Figure data in JSON:
===============
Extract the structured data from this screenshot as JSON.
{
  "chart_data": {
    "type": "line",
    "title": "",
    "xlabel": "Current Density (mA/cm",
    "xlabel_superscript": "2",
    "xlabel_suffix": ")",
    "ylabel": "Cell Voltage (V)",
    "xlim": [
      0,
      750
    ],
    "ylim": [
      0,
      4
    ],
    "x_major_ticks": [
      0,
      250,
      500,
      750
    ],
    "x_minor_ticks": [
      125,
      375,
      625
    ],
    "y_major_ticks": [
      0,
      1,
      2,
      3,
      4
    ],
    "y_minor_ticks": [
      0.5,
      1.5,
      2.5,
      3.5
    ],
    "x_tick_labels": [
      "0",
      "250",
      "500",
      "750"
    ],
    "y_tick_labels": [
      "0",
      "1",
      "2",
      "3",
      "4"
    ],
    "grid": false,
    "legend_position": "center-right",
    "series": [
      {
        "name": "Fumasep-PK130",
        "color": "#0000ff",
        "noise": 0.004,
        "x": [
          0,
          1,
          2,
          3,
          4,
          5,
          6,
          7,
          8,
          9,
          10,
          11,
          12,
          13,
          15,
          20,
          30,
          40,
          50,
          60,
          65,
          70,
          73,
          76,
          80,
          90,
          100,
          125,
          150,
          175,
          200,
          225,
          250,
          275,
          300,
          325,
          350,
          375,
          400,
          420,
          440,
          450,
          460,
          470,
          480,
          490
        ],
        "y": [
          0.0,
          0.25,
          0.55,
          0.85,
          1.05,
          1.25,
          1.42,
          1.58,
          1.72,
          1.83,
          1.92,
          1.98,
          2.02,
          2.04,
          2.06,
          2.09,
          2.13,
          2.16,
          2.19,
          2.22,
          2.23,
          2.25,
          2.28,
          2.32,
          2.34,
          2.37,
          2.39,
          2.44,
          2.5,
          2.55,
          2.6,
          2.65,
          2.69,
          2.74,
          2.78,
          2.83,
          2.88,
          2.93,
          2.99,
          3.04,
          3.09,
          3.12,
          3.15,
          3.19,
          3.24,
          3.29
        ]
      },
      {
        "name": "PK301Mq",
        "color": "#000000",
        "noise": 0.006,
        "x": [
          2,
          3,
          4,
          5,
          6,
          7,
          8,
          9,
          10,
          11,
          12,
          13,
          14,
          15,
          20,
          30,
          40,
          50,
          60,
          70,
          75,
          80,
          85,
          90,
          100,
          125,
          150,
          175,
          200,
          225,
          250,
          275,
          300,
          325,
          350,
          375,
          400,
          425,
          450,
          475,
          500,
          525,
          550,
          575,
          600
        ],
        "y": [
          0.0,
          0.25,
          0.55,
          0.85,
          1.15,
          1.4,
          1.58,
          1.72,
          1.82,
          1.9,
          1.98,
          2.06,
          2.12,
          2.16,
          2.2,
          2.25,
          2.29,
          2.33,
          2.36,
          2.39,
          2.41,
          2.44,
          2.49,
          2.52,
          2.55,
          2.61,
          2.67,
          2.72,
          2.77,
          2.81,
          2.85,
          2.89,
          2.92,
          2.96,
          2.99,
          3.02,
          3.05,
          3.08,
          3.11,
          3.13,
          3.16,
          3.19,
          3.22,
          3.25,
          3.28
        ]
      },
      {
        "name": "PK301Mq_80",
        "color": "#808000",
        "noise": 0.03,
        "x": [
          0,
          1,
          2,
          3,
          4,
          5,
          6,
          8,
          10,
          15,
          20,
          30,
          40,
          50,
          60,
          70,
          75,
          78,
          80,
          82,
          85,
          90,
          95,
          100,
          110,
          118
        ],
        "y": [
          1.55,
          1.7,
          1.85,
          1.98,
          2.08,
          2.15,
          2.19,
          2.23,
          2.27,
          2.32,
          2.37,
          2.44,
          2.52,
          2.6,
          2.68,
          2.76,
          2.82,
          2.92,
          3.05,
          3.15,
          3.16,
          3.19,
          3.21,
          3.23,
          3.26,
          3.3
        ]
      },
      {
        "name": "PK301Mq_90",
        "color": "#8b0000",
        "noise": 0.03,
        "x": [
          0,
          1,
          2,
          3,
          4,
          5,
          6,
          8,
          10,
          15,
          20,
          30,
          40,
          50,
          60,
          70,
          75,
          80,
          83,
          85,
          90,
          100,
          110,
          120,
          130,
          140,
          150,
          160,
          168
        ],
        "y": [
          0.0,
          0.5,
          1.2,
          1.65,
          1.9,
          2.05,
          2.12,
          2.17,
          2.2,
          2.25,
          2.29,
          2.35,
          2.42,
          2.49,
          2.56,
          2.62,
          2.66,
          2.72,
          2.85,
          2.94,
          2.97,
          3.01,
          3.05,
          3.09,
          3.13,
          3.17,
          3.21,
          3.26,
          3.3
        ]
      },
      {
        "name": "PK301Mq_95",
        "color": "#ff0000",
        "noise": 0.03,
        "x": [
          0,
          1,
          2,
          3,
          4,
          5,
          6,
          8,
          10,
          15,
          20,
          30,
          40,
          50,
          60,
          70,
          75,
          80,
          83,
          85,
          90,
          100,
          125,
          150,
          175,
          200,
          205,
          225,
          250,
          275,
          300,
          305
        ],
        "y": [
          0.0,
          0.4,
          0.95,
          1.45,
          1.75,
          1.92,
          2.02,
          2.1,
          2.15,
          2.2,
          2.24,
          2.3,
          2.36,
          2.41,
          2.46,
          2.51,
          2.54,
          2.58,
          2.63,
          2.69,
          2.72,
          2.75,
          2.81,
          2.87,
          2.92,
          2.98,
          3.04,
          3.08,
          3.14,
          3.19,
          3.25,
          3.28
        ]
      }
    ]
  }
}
===============
Exercise prompt: Output the complete data exactly as written.

Result:
Extract the structured data from this screenshot as JSON.
{
  "chart_data": {
    "type": "line",
    "title": "",
    "xlabel": "Current Density (mA/cm",
    "xlabel_superscript": "2",
    "xlabel_suffix": ")",
    "ylabel": "Cell Voltage (V)",
    "xlim": [
      0,
      750
    ],
    "ylim": [
      0,
      4
    ],
    "x_major_ticks": [
      0,
      250,
      500,
      750
    ],
    "x_minor_ticks": [
      125,
      375,
      625
    ],
    "y_major_ticks": [
      0,
      1,
      2,
      3,
      4
    ],
    "y_minor_ticks": [
      0.5,
      1.5,
      2.5,
      3.5
    ],
    "x_tick_labels": [
      "0",
      "250",
      "500",
      "750"
    ],
    "y_tick_labels": [
      "0",
      "1",
      "2",
      "3",
      "4"
    ],
    "grid": false,
    "legend_position": "center-right",
    "series": [
      {
        "name": "Fumasep-PK130",
        "color": "#0000ff",
        "noise": 0.004,
        "x": [
          0,
          1,
          2,
          3,
          4,
          5,
          6,
          7,
          8,
          9,
          10,
          11,
          12,
          13,
          15,
          20,
          30,
          40,
          50,
          60,
          65,
          70,
          73,
          76,
          80,
          90,
          100,
          125,
          150,
          175,
          200,
          225,
          250,
          275,
          300,
          325,
          350,
          375,
          400,
          420,
          440,
          450,
          460,
          470,
          480,
          490
        ],
        "y": [
          0.0,
          0.25,
          0.55,
          0.85,
          1.05,
          1.25,
          1.42,
          1.58,
          1.72,
          1.83,
          1.92,
          1.98,
          2.02,
          2.04,
          2.06,
          2.09,
          2.13,
          2.16,
          2.19,
          2.22,
          2.23,
          2.25,
          2.28,
          2.32,
          2.34,
          2.37,
          2.39,
          2.44,
          2.5,
          2.55,
          2.6,
          2.65,
          2.69,
          2.74,
          2.78,
          2.83,
          2.88,
          2.93,
          2.99,
          3.04,
          3.09,
          3.12,
          3.15,
          3.19,
          3.24,
          3.29
        ]
      },
      {
        "name": "PK301Mq",
        "color": "#000000",
        "noise": 0.006,
        "x": [
          2,
          3,
          4,
          5,
          6,
          7,
          8,
          9,
          10,
          11,
          12,
          13,
          14,
          15,
          20,
          30,
          40,
          50,
          60,
          70,
          75,
          80,
          85,
          90,
          100,
          125,
          150,
          175,
          200,
          225,
          250,
          275,
          300,
          325,
          350,
          375,
          400,
          425,
          450,
          475,
          500,
          525,
          550,
          575,
          600
        ],
        "y": [
          0.0,
          0.25,
          0.55,
          0.85,
          1.15,
          1.4,
          1.58,
          1.72,
          1.82,
          1.9,
          1.98,
          2.06,
          2.12,
          2.16,
          2.2,
          2.25,
          2.29,
          2.33,
          2.36,
          2.39,
          2.41,
          2.44,
          2.49,
          2.52,
          2.55,
          2.61,
          2.67,
          2.72,
          2.77,
          2.81,
          2.85,
          2.89,
          2.92,
          2.96,
          2.99,
          3.02,
          3.05,
          3.08,
          3.11,
          3.13,
          3.16,
          3.19,
          3.22,
          3.25,
          3.28
        ]
      },
      {
        "name": "PK301Mq_80",
        "color": "#808000",
        "noise": 0.03,
        "x": [
          0,
          1,
          2,
          3,
          4,
          5,
          6,
          8,
          10,
          15,
          20,
          30,
          40,
          50,
          60,
          70,
          75,
          78,
          80,
          82,
          85,
          90,
          95,
          100,
          110,
          118
        ],
        "y": [
          1.55,
          1.7,
          1.85,
          1.98,
          2.08,
          2.15,
          2.19,
          2.23,
          2.27,
          2.32,
          2.37,
          2.44,
          2.52,
          2.6,
          2.68,
          2.76,
          2.82,
          2.92,
          3.05,
          3.15,
          3.16,
          3.19,
          3.21,
          3.23,
          3.26,
          3.3
        ]
      },
      {
        "name": "PK301Mq_90",
        "color": "#8b0000",
        "noise": 0.03,
        "x": [
          0,
          1,
          2,
          3,
          4,
          5,
          6,
          8,
          10,
          15,
          20,
          30,
          40,
          50,
          60,
          70,
          75,
          80,
          83,
          85,
          90,
          100,
          110,
          120,
          130,
          140,
          150,
          160,
          168
        ],
        "y": [
          0.0,
          0.5,
          1.2,
          1.65,
          1.9,
          2.05,
          2.12,
          2.17,
          2.2,
          2.25,
          2.29,
          2.35,
          2.42,
          2.49,
          2.56,
          2.62,
          2.66,
          2.72,
          2.85,
          2.94,
          2.97,
          3.01,
          3.05,
          3.09,
          3.13,
          3.17,
          3.21,
          3.26,
          3.3
        ]
      },
      {
        "name": "PK301Mq_95",
        "color": "#ff0000",
        "noise": 0.03,
        "x": [
          0,
          1,
          2,
          3,
          4,
          5,
          6,
          8,
          10,
          15,
          20,
          30,
          40,
          50,
          60,
          70,
          75,
          80,
          83,
          85,
          90,
          100,
          125,
          150,
          175,
          200,
          205,
          225,
          250,
          275,
          300,
          305
        ],
        "y": [
          0.0,
          0.4,
          0.95,
          1.45,
          1.75,
          1.92,
          2.02,
          2.1,
          2.15,
          2.2,
          2.24,
          2.3,
          2.36,
          2.41,
          2.46,
          2.51,
          2.54,
          2.58,
          2.63,
          2.69,
          2.72,
          2.75,
          2.81,
          2.87,
          2.92,
          2.98,
          3.04,
          3.08,
          3.14,
          3.19,
          3.25,
          3.28
        ]
      }
    ]
  }
}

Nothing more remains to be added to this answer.